Description of the task:
Omit the pictures and output every entry below exactly as written.

Data lines:
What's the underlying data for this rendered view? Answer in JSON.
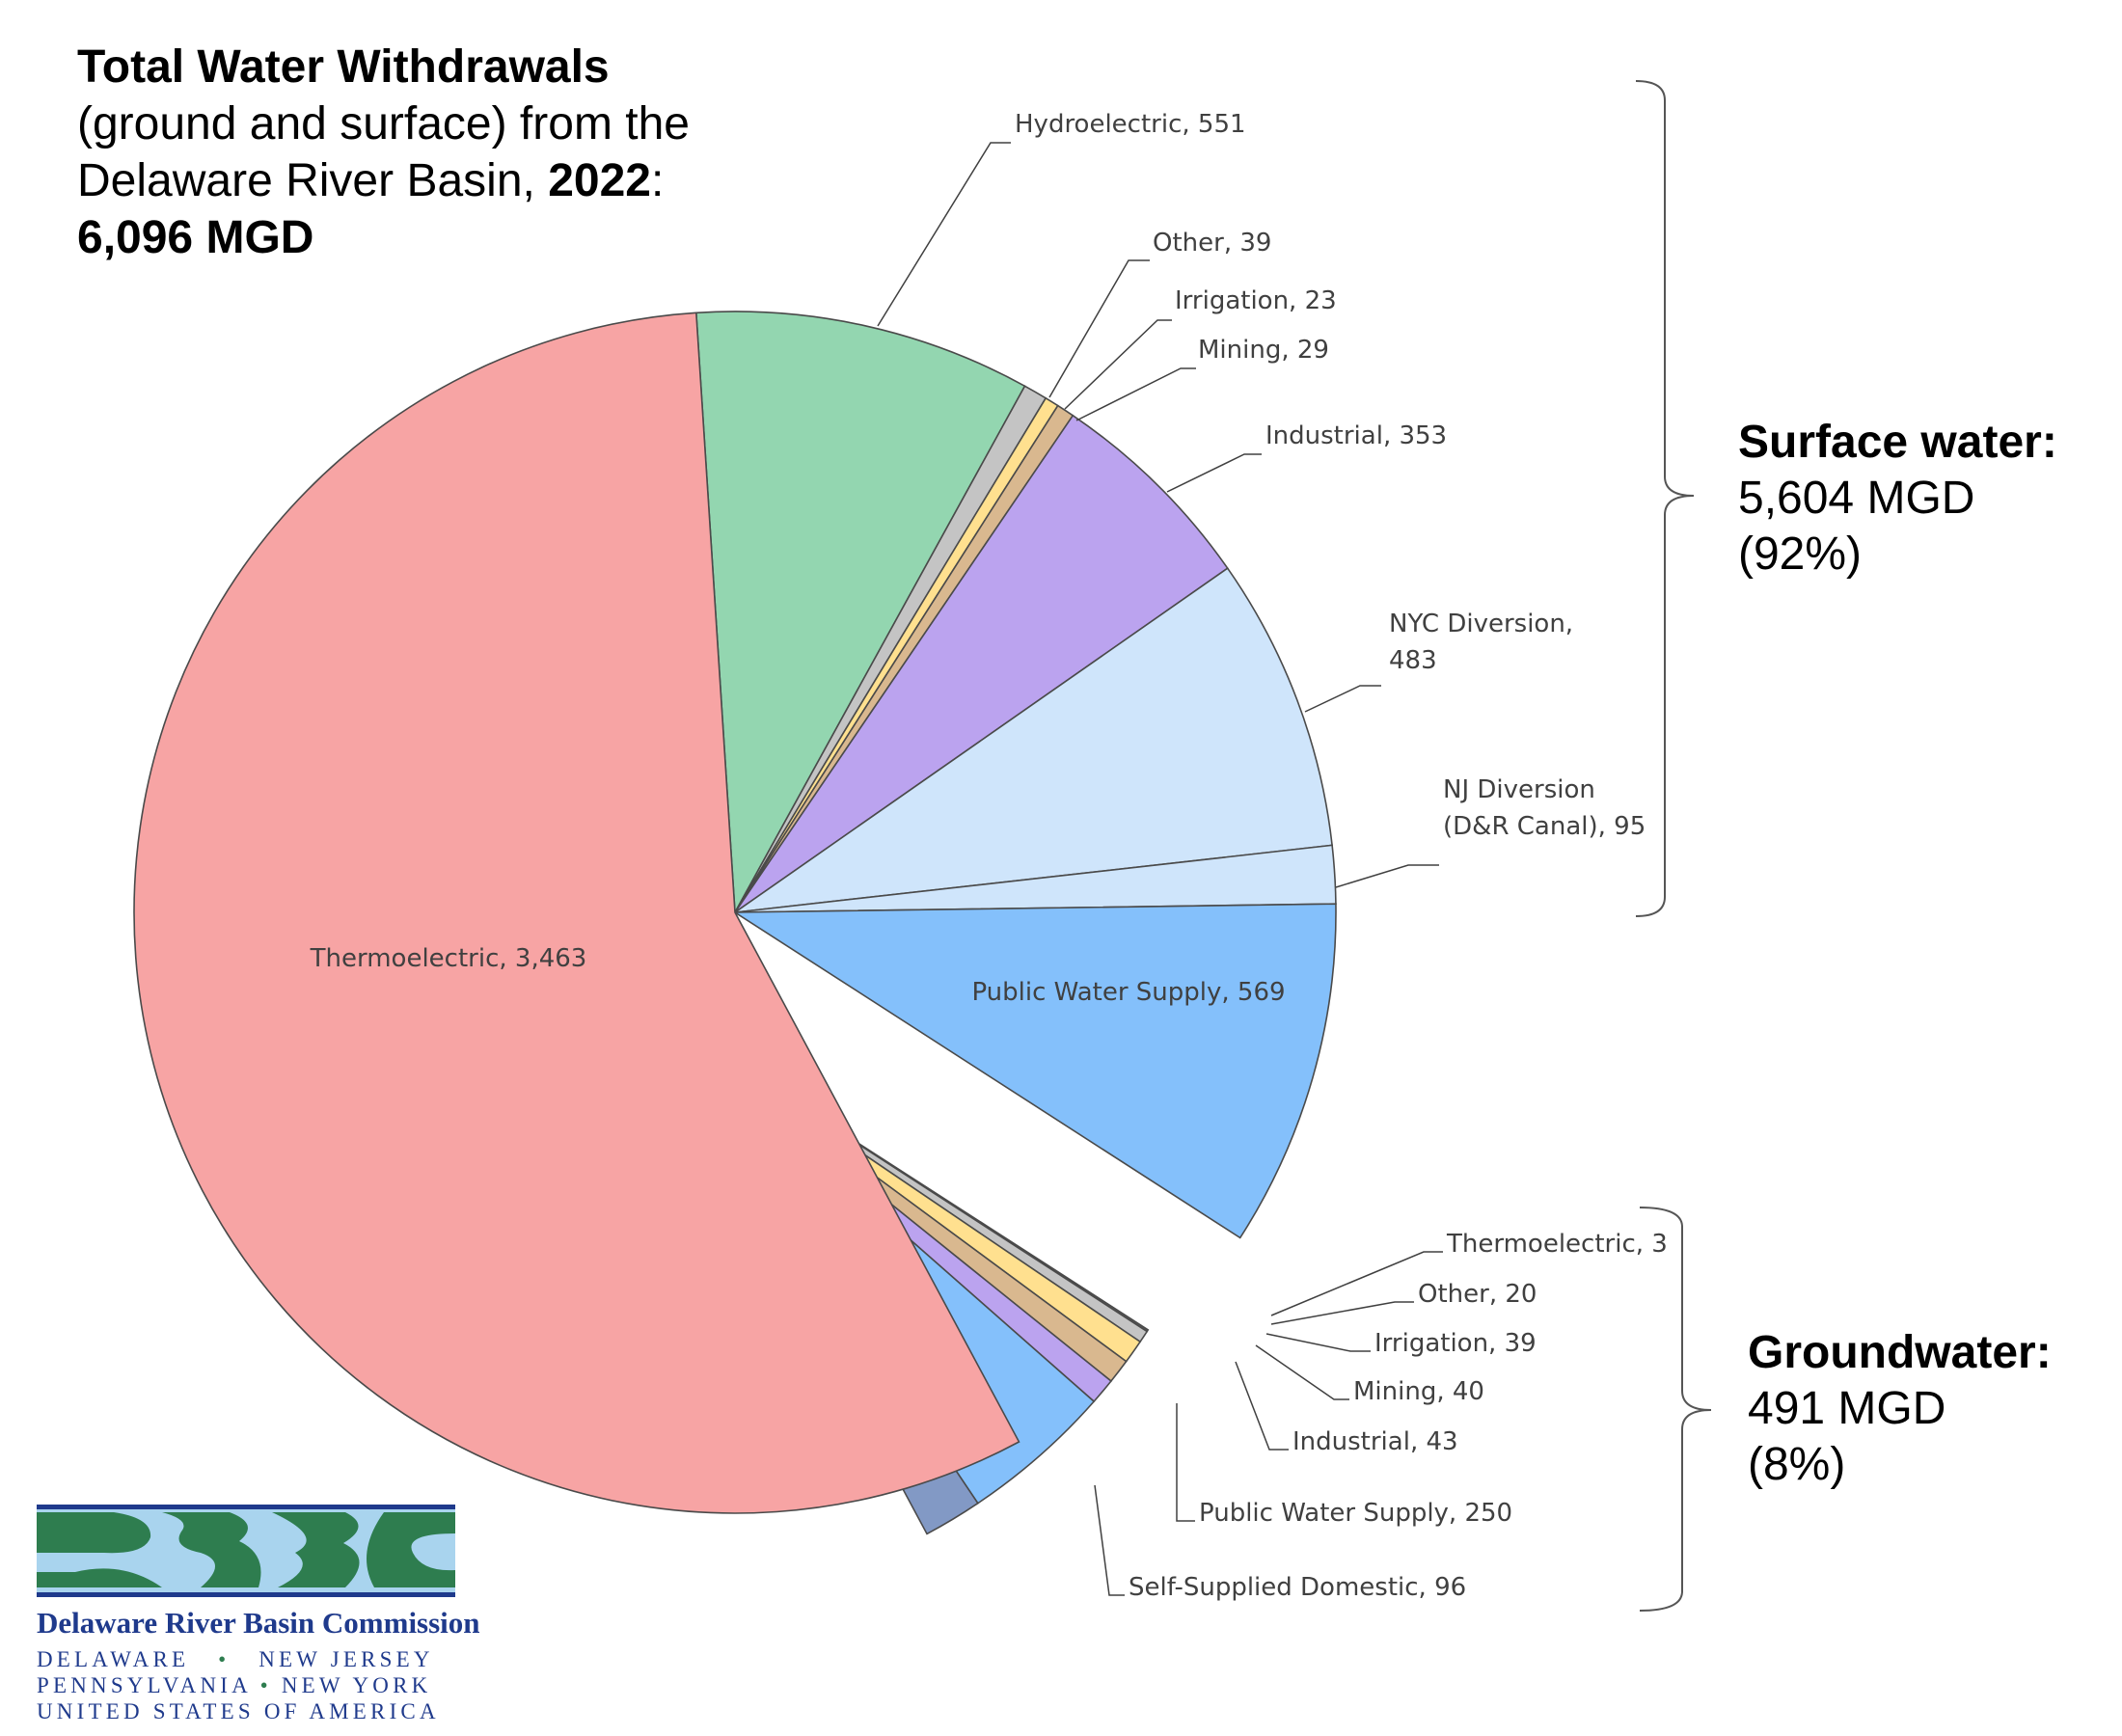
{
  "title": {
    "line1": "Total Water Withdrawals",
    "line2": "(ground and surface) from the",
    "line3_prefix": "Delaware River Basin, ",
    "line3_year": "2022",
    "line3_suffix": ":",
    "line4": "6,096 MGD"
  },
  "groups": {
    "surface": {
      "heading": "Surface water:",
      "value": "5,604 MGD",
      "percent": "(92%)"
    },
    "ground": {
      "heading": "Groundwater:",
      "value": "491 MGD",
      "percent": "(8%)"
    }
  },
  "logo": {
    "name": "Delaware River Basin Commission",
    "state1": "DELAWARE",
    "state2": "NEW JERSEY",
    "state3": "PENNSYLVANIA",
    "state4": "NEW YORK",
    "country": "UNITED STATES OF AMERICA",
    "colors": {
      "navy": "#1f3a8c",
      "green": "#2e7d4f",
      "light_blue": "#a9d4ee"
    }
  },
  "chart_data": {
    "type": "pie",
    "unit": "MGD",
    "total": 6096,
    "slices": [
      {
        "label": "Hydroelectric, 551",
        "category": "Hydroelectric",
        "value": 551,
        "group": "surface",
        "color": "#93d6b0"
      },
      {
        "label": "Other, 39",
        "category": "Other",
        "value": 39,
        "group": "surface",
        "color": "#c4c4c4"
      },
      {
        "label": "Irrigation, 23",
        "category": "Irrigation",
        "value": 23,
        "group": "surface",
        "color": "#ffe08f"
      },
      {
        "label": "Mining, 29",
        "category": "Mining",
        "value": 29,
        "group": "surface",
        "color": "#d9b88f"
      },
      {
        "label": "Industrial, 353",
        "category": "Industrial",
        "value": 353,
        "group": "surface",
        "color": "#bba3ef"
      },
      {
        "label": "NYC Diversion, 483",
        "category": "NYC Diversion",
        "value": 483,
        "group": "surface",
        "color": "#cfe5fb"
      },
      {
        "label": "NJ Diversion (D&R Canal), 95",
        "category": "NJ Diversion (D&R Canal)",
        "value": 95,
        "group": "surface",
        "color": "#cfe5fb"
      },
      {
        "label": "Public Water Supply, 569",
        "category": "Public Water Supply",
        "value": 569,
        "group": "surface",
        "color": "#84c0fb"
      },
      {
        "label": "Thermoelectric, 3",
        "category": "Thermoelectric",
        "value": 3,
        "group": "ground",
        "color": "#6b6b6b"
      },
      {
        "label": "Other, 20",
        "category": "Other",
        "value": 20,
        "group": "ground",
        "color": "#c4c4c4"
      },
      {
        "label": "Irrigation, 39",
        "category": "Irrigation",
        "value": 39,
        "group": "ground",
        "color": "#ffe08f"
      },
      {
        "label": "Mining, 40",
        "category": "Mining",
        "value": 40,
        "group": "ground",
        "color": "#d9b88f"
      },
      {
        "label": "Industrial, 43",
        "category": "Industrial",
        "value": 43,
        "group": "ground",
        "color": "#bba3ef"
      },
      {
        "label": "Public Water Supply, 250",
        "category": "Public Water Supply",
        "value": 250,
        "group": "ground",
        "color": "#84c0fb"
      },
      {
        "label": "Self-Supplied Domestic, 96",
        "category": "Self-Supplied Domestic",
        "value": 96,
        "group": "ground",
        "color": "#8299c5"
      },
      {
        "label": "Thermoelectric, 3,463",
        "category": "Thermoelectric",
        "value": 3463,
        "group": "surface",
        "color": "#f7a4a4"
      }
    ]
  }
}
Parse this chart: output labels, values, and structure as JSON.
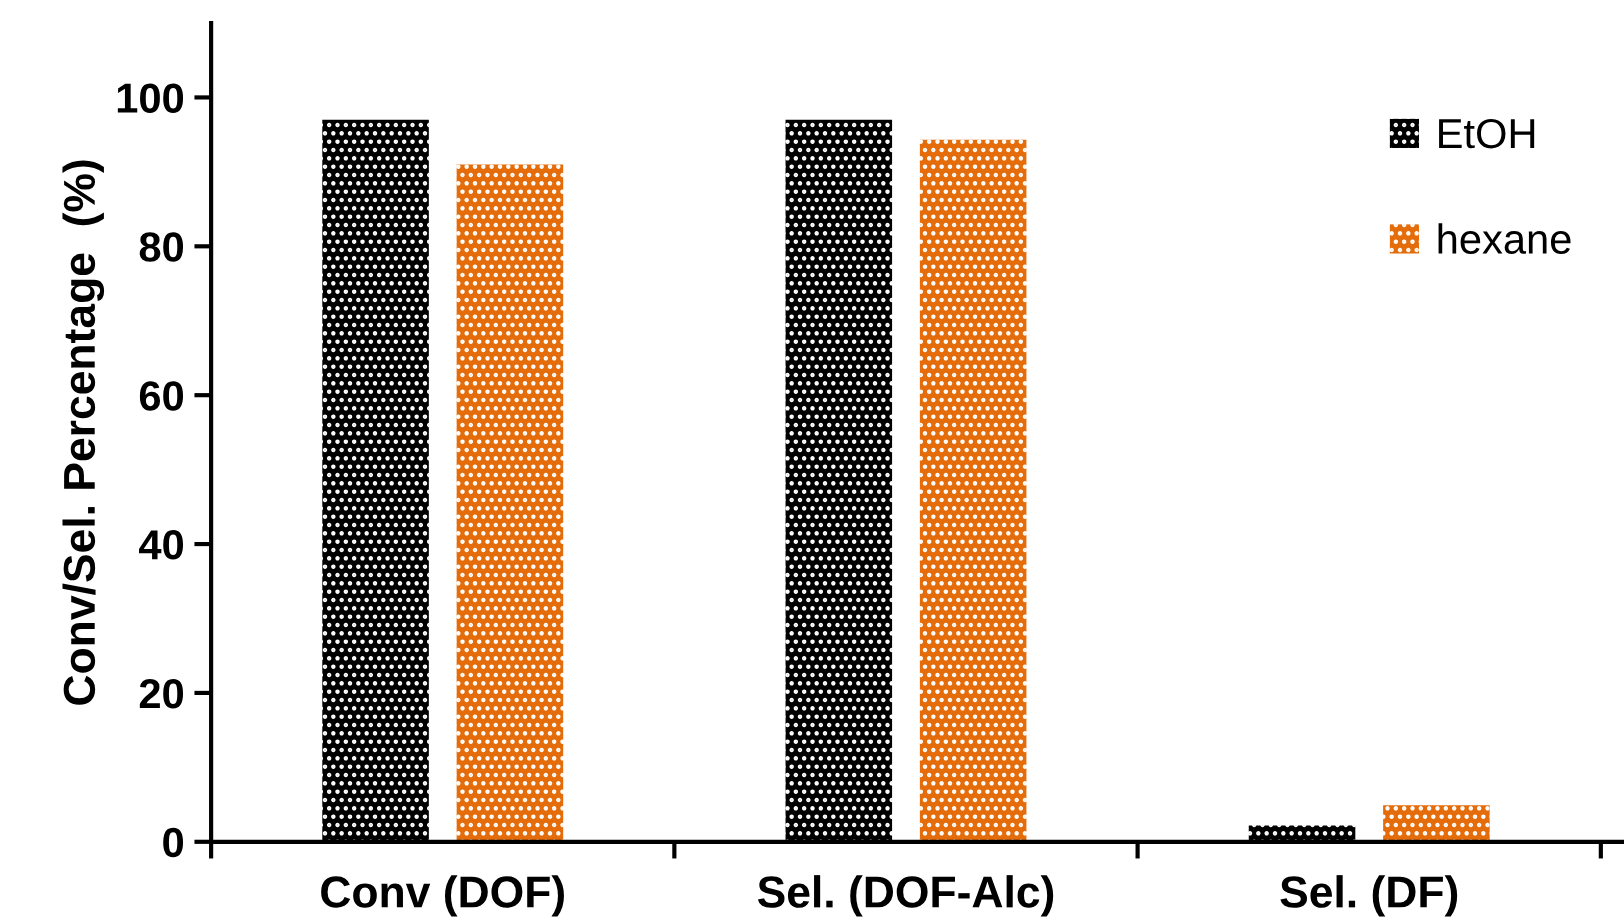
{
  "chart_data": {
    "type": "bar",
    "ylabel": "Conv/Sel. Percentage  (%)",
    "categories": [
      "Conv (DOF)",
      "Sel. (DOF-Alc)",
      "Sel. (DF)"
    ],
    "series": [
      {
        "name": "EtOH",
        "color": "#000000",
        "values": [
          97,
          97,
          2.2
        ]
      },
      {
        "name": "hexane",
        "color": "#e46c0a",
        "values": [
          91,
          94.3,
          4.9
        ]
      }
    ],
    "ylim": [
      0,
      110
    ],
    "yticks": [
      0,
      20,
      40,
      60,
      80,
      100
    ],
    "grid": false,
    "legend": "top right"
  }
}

Written response:
What's the underlying data for this rendered view? Answer in JSON.
{
  "title": {
    "line1": "Total Water Withdrawals",
    "line2": "(ground and surface) from the",
    "line3_prefix": "Delaware River Basin, ",
    "line3_year": "2022",
    "line3_suffix": ":",
    "line4": "6,096 MGD"
  },
  "groups": {
    "surface": {
      "heading": "Surface water:",
      "value": "5,604 MGD",
      "percent": "(92%)"
    },
    "ground": {
      "heading": "Groundwater:",
      "value": "491 MGD",
      "percent": "(8%)"
    }
  },
  "logo": {
    "name": "Delaware River Basin Commission",
    "state1": "DELAWARE",
    "state2": "NEW JERSEY",
    "state3": "PENNSYLVANIA",
    "state4": "NEW YORK",
    "country": "UNITED STATES OF AMERICA",
    "colors": {
      "navy": "#1f3a8c",
      "green": "#2e7d4f",
      "light_blue": "#a9d4ee"
    }
  },
  "chart_data": {
    "type": "pie",
    "unit": "MGD",
    "total": 6096,
    "slices": [
      {
        "label": "Hydroelectric, 551",
        "category": "Hydroelectric",
        "value": 551,
        "group": "surface",
        "color": "#93d6b0"
      },
      {
        "label": "Other, 39",
        "category": "Other",
        "value": 39,
        "group": "surface",
        "color": "#c4c4c4"
      },
      {
        "label": "Irrigation, 23",
        "category": "Irrigation",
        "value": 23,
        "group": "surface",
        "color": "#ffe08f"
      },
      {
        "label": "Mining, 29",
        "category": "Mining",
        "value": 29,
        "group": "surface",
        "color": "#d9b88f"
      },
      {
        "label": "Industrial, 353",
        "category": "Industrial",
        "value": 353,
        "group": "surface",
        "color": "#bba3ef"
      },
      {
        "label": "NYC Diversion, 483",
        "category": "NYC Diversion",
        "value": 483,
        "group": "surface",
        "color": "#cfe5fb"
      },
      {
        "label": "NJ Diversion (D&R Canal), 95",
        "category": "NJ Diversion (D&R Canal)",
        "value": 95,
        "group": "surface",
        "color": "#cfe5fb"
      },
      {
        "label": "Public Water Supply, 569",
        "category": "Public Water Supply",
        "value": 569,
        "group": "surface",
        "color": "#84c0fb"
      },
      {
        "label": "Thermoelectric, 3",
        "category": "Thermoelectric",
        "value": 3,
        "group": "ground",
        "color": "#6b6b6b"
      },
      {
        "label": "Other, 20",
        "category": "Other",
        "value": 20,
        "group": "ground",
        "color": "#c4c4c4"
      },
      {
        "label": "Irrigation, 39",
        "category": "Irrigation",
        "value": 39,
        "group": "ground",
        "color": "#ffe08f"
      },
      {
        "label": "Mining, 40",
        "category": "Mining",
        "value": 40,
        "group": "ground",
        "color": "#d9b88f"
      },
      {
        "label": "Industrial, 43",
        "category": "Industrial",
        "value": 43,
        "group": "ground",
        "color": "#bba3ef"
      },
      {
        "label": "Public Water Supply, 250",
        "category": "Public Water Supply",
        "value": 250,
        "group": "ground",
        "color": "#84c0fb"
      },
      {
        "label": "Self-Supplied Domestic, 96",
        "category": "Self-Supplied Domestic",
        "value": 96,
        "group": "ground",
        "color": "#8299c5"
      },
      {
        "label": "Thermoelectric, 3,463",
        "category": "Thermoelectric",
        "value": 3463,
        "group": "surface",
        "color": "#f7a4a4"
      }
    ]
  }
}
Parse this chart: output labels, values, and structure as JSON.
{
  "chart_data": {
    "type": "bar",
    "ylabel": "Conv/Sel. Percentage  (%)",
    "categories": [
      "Conv (DOF)",
      "Sel. (DOF-Alc)",
      "Sel. (DF)"
    ],
    "series": [
      {
        "name": "EtOH",
        "color": "#000000",
        "values": [
          97,
          97,
          2.2
        ]
      },
      {
        "name": "hexane",
        "color": "#e46c0a",
        "values": [
          91,
          94.3,
          4.9
        ]
      }
    ],
    "ylim": [
      0,
      110
    ],
    "yticks": [
      0,
      20,
      40,
      60,
      80,
      100
    ],
    "grid": false,
    "legend": "top right"
  }
}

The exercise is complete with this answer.